*GIVEN INSTRUCTION:* Reproduce the listing exactly, with no pictures in your copy.
··· MATERIAL FOR THE TASK
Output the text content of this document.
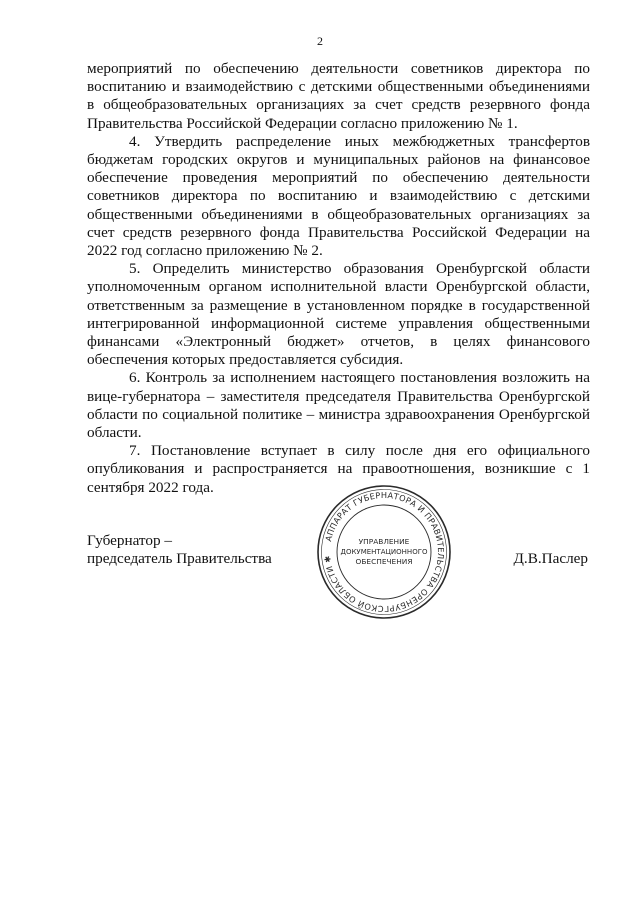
2

мероприятий по обеспечению деятельности советников директора по воспитанию и взаимодействию с детскими общественными объединениями в общеобразовательных организациях за счет средств резервного фонда Правительства Российской Федерации согласно приложению № 1.

4. Утвердить распределение иных межбюджетных трансфертов бюджетам городских округов и муниципальных районов на финансовое обеспечение проведения мероприятий по обеспечению деятельности советников директора по воспитанию и взаимодействию с детскими общественными объединениями в общеобразовательных организациях за счет средств резервного фонда Правительства Российской Федерации на 2022 год согласно приложению № 2.

5. Определить министерство образования Оренбургской области уполномоченным органом исполнительной власти Оренбургской области, ответственным за размещение в установленном порядке в государственной интегрированной информационной системе управления общественными финансами «Электронный бюджет» отчетов, в целях финансового обеспечения которых предоставляется субсидия.

6. Контроль за исполнением настоящего постановления возложить на вице-губернатора – заместителя председателя Правительства Оренбургской области по социальной политике – министра здравоохранения Оренбургской области.

7. Постановление вступает в силу после дня его официального опубликования и распространяется на правоотношения, возникшие с 1 сентября 2022 года.

Губернатор –
председатель Правительства	Д.В.Паслер
АППАРАТ ГУБЕРНАТОРА И ПРАВИТЕЛЬСТВА ОРЕНБУРГСКОЙ ОБЛАСТИ ✱
УПРАВЛЕНИЕ
ДОКУМЕНТАЦИОННОГО
ОБЕСПЕЧЕНИЯ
······
*WORKED SOLUTION:*
Output the text content of this document.
2

мероприятий по обеспечению деятельности советников директора по воспитанию и взаимодействию с детскими общественными объединениями в общеобразовательных организациях за счет средств резервного фонда Правительства Российской Федерации согласно приложению № 1.

4. Утвердить распределение иных межбюджетных трансфертов бюджетам городских округов и муниципальных районов на финансовое обеспечение проведения мероприятий по обеспечению деятельности советников директора по воспитанию и взаимодействию с детскими общественными объединениями в общеобразовательных организациях за счет средств резервного фонда Правительства Российской Федерации на 2022 год согласно приложению № 2.

5. Определить министерство образования Оренбургской области уполномоченным органом исполнительной власти Оренбургской области, ответственным за размещение в установленном порядке в государственной интегрированной информационной системе управления общественными финансами «Электронный бюджет» отчетов, в целях финансового обеспечения которых предоставляется субсидия.

6. Контроль за исполнением настоящего постановления возложить на вице-губернатора – заместителя председателя Правительства Оренбургской области по социальной политике – министра здравоохранения Оренбургской области.

7. Постановление вступает в силу после дня его официального опубликования и распространяется на правоотношения, возникшие с 1 сентября 2022 года.

Губернатор –
председатель Правительства	Д.В.Паслер
АППАРАТ ГУБЕРНАТОРА И ПРАВИТЕЛЬСТВА ОРЕНБУРГСКОЙ ОБЛАСТИ ✱
УПРАВЛЕНИЕ
ДОКУМЕНТАЦИОННОГО
ОБЕСПЕЧЕНИЯ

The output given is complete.